◆ Record list
========================

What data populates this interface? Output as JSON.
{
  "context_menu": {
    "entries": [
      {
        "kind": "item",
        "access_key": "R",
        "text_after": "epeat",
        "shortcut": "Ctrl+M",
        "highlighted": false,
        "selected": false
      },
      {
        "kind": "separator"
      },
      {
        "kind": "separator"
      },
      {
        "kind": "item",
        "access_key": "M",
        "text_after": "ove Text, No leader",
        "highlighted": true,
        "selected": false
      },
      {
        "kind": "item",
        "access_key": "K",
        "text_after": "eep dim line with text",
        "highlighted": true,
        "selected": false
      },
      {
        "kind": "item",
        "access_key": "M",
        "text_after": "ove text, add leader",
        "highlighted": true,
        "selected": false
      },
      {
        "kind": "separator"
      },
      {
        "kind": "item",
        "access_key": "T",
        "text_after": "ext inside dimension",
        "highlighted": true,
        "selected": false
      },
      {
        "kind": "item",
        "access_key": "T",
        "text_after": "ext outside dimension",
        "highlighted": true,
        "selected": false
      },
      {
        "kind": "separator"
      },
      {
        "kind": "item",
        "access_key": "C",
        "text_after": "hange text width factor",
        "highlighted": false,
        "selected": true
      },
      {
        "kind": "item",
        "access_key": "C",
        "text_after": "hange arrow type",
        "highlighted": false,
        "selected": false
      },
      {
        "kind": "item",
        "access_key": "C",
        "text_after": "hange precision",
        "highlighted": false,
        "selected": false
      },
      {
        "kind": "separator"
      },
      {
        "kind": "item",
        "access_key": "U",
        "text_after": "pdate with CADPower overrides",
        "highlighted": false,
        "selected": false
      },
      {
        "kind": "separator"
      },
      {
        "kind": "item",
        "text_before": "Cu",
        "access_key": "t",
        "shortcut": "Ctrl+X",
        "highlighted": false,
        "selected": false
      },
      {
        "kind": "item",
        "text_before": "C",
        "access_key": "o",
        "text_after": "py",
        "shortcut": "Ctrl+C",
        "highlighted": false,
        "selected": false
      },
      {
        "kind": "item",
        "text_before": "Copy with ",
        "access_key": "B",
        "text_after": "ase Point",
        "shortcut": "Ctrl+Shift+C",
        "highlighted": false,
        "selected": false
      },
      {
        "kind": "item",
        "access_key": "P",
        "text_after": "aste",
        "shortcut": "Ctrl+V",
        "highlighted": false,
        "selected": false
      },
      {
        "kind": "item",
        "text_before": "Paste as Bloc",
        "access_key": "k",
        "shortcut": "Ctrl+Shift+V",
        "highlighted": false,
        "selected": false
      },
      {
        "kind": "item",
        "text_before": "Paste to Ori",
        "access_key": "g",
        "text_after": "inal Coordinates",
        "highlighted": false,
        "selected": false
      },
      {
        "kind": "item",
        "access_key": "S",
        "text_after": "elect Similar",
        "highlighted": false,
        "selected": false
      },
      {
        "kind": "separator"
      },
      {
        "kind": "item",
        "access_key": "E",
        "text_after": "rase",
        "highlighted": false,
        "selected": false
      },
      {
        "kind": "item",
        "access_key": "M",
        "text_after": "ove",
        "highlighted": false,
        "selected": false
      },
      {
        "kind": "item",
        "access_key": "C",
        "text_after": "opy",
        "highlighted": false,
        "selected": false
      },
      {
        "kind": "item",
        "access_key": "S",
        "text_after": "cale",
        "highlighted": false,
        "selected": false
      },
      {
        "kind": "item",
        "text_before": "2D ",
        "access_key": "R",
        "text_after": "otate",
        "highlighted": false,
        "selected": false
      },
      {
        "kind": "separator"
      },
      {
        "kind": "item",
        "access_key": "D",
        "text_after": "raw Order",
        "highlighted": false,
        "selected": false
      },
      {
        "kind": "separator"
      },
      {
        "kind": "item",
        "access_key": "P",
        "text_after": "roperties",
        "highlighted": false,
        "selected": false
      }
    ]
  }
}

========================

◆ Task instructions
Retype the records that precede this task, keeping them exactly the same.

◆ Exercise output
What data populates this interface? Output as JSON.
{
  "context_menu": {
    "entries": [
      {
        "kind": "item",
        "access_key": "R",
        "text_after": "epeat",
        "shortcut": "Ctrl+M",
        "highlighted": false,
        "selected": false
      },
      {
        "kind": "separator"
      },
      {
        "kind": "separator"
      },
      {
        "kind": "item",
        "access_key": "M",
        "text_after": "ove Text, No leader",
        "highlighted": true,
        "selected": false
      },
      {
        "kind": "item",
        "access_key": "K",
        "text_after": "eep dim line with text",
        "highlighted": true,
        "selected": false
      },
      {
        "kind": "item",
        "access_key": "M",
        "text_after": "ove text, add leader",
        "highlighted": true,
        "selected": false
      },
      {
        "kind": "separator"
      },
      {
        "kind": "item",
        "access_key": "T",
        "text_after": "ext inside dimension",
        "highlighted": true,
        "selected": false
      },
      {
        "kind": "item",
        "access_key": "T",
        "text_after": "ext outside dimension",
        "highlighted": true,
        "selected": false
      },
      {
        "kind": "separator"
      },
      {
        "kind": "item",
        "access_key": "C",
        "text_after": "hange text width factor",
        "highlighted": false,
        "selected": true
      },
      {
        "kind": "item",
        "access_key": "C",
        "text_after": "hange arrow type",
        "highlighted": false,
        "selected": false
      },
      {
        "kind": "item",
        "access_key": "C",
        "text_after": "hange precision",
        "highlighted": false,
        "selected": false
      },
      {
        "kind": "separator"
      },
      {
        "kind": "item",
        "access_key": "U",
        "text_after": "pdate with CADPower overrides",
        "highlighted": false,
        "selected": false
      },
      {
        "kind": "separator"
      },
      {
        "kind": "item",
        "text_before": "Cu",
        "access_key": "t",
        "shortcut": "Ctrl+X",
        "highlighted": false,
        "selected": false
      },
      {
        "kind": "item",
        "text_before": "C",
        "access_key": "o",
        "text_after": "py",
        "shortcut": "Ctrl+C",
        "highlighted": false,
        "selected": false
      },
      {
        "kind": "item",
        "text_before": "Copy with ",
        "access_key": "B",
        "text_after": "ase Point",
        "shortcut": "Ctrl+Shift+C",
        "highlighted": false,
        "selected": false
      },
      {
        "kind": "item",
        "access_key": "P",
        "text_after": "aste",
        "shortcut": "Ctrl+V",
        "highlighted": false,
        "selected": false
      },
      {
        "kind": "item",
        "text_before": "Paste as Bloc",
        "access_key": "k",
        "shortcut": "Ctrl+Shift+V",
        "highlighted": false,
        "selected": false
      },
      {
        "kind": "item",
        "text_before": "Paste to Ori",
        "access_key": "g",
        "text_after": "inal Coordinates",
        "highlighted": false,
        "selected": false
      },
      {
        "kind": "item",
        "access_key": "S",
        "text_after": "elect Similar",
        "highlighted": false,
        "selected": false
      },
      {
        "kind": "separator"
      },
      {
        "kind": "item",
        "access_key": "E",
        "text_after": "rase",
        "highlighted": false,
        "selected": false
      },
      {
        "kind": "item",
        "access_key": "M",
        "text_after": "ove",
        "highlighted": false,
        "selected": false
      },
      {
        "kind": "item",
        "access_key": "C",
        "text_after": "opy",
        "highlighted": false,
        "selected": false
      },
      {
        "kind": "item",
        "access_key": "S",
        "text_after": "cale",
        "highlighted": false,
        "selected": false
      },
      {
        "kind": "item",
        "text_before": "2D ",
        "access_key": "R",
        "text_after": "otate",
        "highlighted": false,
        "selected": false
      },
      {
        "kind": "separator"
      },
      {
        "kind": "item",
        "access_key": "D",
        "text_after": "raw Order",
        "highlighted": false,
        "selected": false
      },
      {
        "kind": "separator"
      },
      {
        "kind": "item",
        "access_key": "P",
        "text_after": "roperties",
        "highlighted": false,
        "selected": false
      }
    ]
  }
}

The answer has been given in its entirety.